---------- Records supplied
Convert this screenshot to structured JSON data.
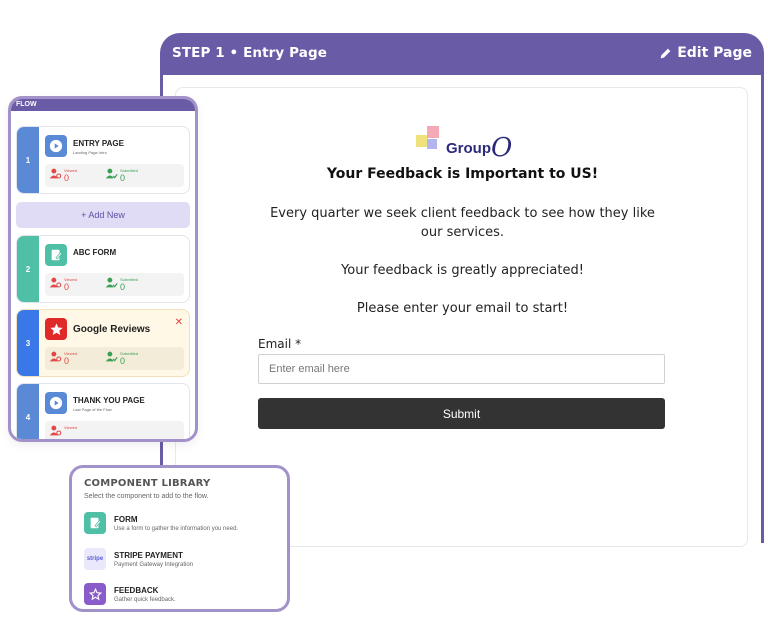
{
  "main": {
    "step_title": "STEP 1 • Entry Page",
    "edit_label": "Edit Page",
    "logo": {
      "text": "Group",
      "suffix": "O",
      "square_colors": [
        "#f0e27a",
        "#f3a9b6",
        "#b3b6ee",
        "#c6b2f0"
      ]
    },
    "form": {
      "title": "Your Feedback is Important to US!",
      "paragraph_1": "Every quarter we seek client feedback to see how they like our services.",
      "paragraph_2": "Your feedback is greatly appreciated!",
      "paragraph_3": "Please enter your email to start!",
      "email_label": "Email *",
      "email_placeholder": "Enter email here",
      "email_value": "",
      "submit_label": "Submit"
    }
  },
  "flow": {
    "header": "FLOW",
    "add_new_label": "+  Add New",
    "items": [
      {
        "number": "1",
        "title": "ENTRY PAGE",
        "subtitle": "Landing Page Intro",
        "icon": "play-icon",
        "viewed_label": "Viewed",
        "viewed_value": "0",
        "submitted_label": "Submitted",
        "submitted_value": "0",
        "stripe_color": "#5a8ad6",
        "icon_color": "#5a8ad6"
      },
      {
        "number": "2",
        "title": "ABC FORM",
        "subtitle": "",
        "icon": "form-icon",
        "viewed_label": "Viewed",
        "viewed_value": "0",
        "submitted_label": "Submitted",
        "submitted_value": "0",
        "stripe_color": "#4fbfa6",
        "icon_color": "#4fbfa6"
      },
      {
        "number": "3",
        "title": "Google Reviews",
        "subtitle": "",
        "icon": "star-icon",
        "viewed_label": "Viewed",
        "viewed_value": "0",
        "submitted_label": "Submitted",
        "submitted_value": "0",
        "stripe_color": "#3b78e7",
        "icon_color": "#e02a2a",
        "close_label": "✕"
      },
      {
        "number": "4",
        "title": "THANK YOU PAGE",
        "subtitle": "Last Page of the Flow",
        "icon": "play-icon",
        "viewed_label": "Viewed",
        "viewed_value": "",
        "submitted_label": "",
        "submitted_value": "",
        "stripe_color": "#5a8ad6",
        "icon_color": "#5a8ad6"
      }
    ]
  },
  "library": {
    "title": "COMPONENT LIBRARY",
    "subtitle": "Select the component to add to the flow.",
    "items": [
      {
        "name": "FORM",
        "desc": "Use a form to gather the information you need.",
        "icon": "form-icon",
        "color": "#4fbfa6"
      },
      {
        "name": "STRIPE PAYMENT",
        "desc": "Payment Gateway Integration",
        "icon": "stripe-icon",
        "icon_text": "stripe",
        "color": "#e9e9fb"
      },
      {
        "name": "FEEDBACK",
        "desc": "Gather quick feedback.",
        "icon": "feedback-star-icon",
        "color": "#8a5cc9"
      }
    ]
  },
  "colors": {
    "brand_purple": "#6a5ba6",
    "panel_border": "#a292c9",
    "viewed_red": "#e04848",
    "submitted_green": "#3aa055"
  }
}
--------------------
Report back each line of the entries that holds the string "desc".

Answer to this exercise:
        "desc": "Use a form to gather the information you need.",
        "desc": "Payment Gateway Integration",
        "desc": "Gather quick feedback.",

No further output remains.